### Given request 1
Copy out, word for word, everything in the Toolathlon Gym page from "Each task runs" down to "Apache 2.0.".
### Given request 2
Extend the Toolathlon Gym page with the text that would follow its last line.

### Extract
_____

Toolathlon Gym

Name: Eigent/toolathlon-gym
Author: Eigent

Description

Toolathlon Gym is an ORS environment for evaluating multi-tool coordination capabilities, developed by Eigent AI. It contains 503 tasks requiring agents to coordinate 4-8 MCP servers (out of 25) backed by PostgreSQL. Tasks span productivity workflows (spreadsheets, documents, email), data analysis (SQL, finance, web scraping), content management (YouTube, Google Forms, Notion), and system administration (terminal, filesystem).

Capabilities

Multi-tool coordination across 25 MCP servers
Database querying via Snowflake/PostgreSQL
Document creation (Excel, Word, PowerPoint, PDF)
Web scraping and browser automation via Playwright
Email, calendar, and forms management
File system operations and Python code execution

Compute Requirements

Each task runs inside a Docker container with PostgreSQL, 25 MCP server implementations, Node.js 22, and Python 3.12. The ORS server runs alongside all services in a single container.

License

Apache 2.0.

_____

### Extracted information
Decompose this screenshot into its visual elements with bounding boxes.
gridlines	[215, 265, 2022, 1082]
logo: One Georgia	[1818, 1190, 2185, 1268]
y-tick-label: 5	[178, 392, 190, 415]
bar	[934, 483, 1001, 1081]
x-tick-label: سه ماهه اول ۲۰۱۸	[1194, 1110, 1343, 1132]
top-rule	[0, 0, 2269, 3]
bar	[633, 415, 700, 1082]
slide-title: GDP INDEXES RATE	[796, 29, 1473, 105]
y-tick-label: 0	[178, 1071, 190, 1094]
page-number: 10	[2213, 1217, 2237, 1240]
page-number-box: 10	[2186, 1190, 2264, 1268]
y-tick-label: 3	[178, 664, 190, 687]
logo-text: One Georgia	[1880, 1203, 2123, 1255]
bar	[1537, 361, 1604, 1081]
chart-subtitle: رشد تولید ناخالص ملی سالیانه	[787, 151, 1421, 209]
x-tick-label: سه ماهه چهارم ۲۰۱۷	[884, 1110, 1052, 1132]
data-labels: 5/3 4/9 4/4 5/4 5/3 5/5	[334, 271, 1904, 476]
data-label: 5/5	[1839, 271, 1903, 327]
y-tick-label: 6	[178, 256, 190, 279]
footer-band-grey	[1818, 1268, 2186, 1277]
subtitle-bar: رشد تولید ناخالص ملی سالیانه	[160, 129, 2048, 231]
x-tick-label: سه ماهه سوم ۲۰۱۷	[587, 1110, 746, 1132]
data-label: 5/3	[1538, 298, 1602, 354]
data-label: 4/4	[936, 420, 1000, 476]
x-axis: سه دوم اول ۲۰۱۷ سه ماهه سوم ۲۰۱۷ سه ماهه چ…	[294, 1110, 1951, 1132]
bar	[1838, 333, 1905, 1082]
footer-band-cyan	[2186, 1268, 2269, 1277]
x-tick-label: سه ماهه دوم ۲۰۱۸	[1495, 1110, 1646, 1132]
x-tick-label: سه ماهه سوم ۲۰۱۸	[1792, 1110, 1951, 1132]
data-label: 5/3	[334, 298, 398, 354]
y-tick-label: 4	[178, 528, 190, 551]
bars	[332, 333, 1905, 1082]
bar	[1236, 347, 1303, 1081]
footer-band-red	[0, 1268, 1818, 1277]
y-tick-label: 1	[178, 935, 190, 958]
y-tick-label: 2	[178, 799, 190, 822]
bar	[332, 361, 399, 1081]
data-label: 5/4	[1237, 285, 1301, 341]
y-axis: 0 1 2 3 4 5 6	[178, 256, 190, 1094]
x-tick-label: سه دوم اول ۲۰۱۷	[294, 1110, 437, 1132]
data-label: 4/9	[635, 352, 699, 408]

_____

### Task output 1
Each task runs inside a Docker container with PostgreSQL, 25 MCP server implementations, Node.js 22, and Python 3.12. The ORS server runs alongside all services in a single container.

License

Apache 2.0.

### Task output 2
Tasks

There is one split in this environment:

test: 503 tasks

Tasks require coordinating 4-8 MCP servers per task across domains including YouTube analysis, spreadsheet automation, database querying, web scraping, document generation, email management, and calendar scheduling.

Reward Structure

This is a multi-turn environment with script-based validation. The agent uses MCP tools and built-in tools to complete tasks, then calls claim_done to run the evaluation script. The reward is binary: 1.0 if all checks pass, 0.0 otherwise.

Data

Data consists of 503 task directories sourced from GitHub eigent-ai/toolathlon_gym. Each task includes task_config.json, docs/task.md, preprocess/main.py, evaluation/main.py, and initial workspace files. PostgreSQL is seeded with data across 6 schemas (Canvas LMS, HR/Sales, e-commerce, finance, YouTube, rail).

Tools

Shared tools (always available):

Tool	Description
`claim_done`	Run evaluation and get reward. Ends the episode.
`python_execute`	Execute Python code in the workspace.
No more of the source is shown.